--- Start Data listing ---

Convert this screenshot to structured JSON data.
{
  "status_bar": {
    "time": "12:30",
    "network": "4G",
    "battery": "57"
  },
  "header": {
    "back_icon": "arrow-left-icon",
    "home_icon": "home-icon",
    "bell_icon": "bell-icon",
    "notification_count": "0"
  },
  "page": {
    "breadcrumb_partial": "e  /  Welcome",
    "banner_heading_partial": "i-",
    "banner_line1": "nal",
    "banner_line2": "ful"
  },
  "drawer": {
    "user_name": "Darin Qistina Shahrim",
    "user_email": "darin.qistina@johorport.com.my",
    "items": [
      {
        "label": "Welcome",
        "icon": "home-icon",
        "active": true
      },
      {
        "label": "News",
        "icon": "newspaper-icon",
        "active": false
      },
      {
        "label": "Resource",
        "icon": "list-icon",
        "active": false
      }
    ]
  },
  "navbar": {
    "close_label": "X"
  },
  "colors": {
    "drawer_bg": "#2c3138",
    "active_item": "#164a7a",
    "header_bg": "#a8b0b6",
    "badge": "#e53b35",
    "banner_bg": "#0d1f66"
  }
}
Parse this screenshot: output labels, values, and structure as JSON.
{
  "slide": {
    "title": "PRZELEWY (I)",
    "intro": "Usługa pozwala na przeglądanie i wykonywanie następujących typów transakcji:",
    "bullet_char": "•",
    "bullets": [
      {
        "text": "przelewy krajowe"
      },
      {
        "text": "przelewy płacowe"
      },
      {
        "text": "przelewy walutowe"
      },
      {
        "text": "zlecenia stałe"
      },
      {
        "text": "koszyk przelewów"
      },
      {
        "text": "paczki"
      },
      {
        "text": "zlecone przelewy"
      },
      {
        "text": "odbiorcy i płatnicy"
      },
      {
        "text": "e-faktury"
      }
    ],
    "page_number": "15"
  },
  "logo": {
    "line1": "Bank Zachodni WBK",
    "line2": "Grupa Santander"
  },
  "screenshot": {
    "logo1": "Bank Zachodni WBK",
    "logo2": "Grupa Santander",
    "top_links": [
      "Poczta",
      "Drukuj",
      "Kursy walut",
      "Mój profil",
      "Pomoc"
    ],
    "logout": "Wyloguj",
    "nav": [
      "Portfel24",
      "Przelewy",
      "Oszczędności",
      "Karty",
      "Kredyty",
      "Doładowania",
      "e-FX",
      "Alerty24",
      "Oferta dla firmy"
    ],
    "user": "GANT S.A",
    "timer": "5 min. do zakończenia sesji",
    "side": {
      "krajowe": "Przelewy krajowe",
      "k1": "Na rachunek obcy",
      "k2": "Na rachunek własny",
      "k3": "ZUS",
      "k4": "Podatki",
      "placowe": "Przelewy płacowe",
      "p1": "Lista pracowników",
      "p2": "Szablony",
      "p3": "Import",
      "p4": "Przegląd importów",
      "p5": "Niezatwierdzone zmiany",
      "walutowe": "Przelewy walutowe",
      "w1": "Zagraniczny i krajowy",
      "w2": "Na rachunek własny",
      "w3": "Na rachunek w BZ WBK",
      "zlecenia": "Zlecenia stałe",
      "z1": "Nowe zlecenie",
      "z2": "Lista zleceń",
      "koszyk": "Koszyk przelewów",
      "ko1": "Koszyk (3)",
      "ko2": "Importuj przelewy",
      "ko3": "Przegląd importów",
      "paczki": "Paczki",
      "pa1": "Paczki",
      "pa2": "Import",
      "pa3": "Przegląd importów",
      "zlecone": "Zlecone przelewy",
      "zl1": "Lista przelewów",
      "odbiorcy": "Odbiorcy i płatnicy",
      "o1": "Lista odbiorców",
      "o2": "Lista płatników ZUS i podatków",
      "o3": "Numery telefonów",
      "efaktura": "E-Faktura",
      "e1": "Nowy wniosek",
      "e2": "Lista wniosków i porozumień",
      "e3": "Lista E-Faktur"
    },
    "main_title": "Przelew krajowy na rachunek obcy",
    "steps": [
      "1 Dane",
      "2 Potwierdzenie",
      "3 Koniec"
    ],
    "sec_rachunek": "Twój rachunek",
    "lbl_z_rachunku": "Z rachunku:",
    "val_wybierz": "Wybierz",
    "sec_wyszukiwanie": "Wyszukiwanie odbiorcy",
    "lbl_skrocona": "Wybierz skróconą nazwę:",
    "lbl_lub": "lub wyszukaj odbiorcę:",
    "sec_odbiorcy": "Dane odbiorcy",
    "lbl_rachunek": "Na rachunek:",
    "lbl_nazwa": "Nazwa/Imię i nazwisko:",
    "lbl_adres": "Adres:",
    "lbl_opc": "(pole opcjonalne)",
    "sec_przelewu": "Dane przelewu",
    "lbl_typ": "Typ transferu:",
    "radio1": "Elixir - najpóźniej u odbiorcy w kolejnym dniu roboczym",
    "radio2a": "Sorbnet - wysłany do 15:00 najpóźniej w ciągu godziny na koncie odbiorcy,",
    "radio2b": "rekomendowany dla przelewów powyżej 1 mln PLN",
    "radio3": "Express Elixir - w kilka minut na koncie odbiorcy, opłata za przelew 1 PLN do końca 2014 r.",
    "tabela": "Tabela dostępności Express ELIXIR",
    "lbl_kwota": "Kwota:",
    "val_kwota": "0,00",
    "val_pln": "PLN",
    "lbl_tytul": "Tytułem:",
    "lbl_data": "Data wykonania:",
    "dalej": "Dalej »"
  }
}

--- End Data listing ---

--- Stated task ---
Identify the lines in the entries that hold "Bank" and return each one.

--- Exercise answer ---
    "line1": "Bank Zachodni WBK",
    "logo1": "Bank Zachodni WBK",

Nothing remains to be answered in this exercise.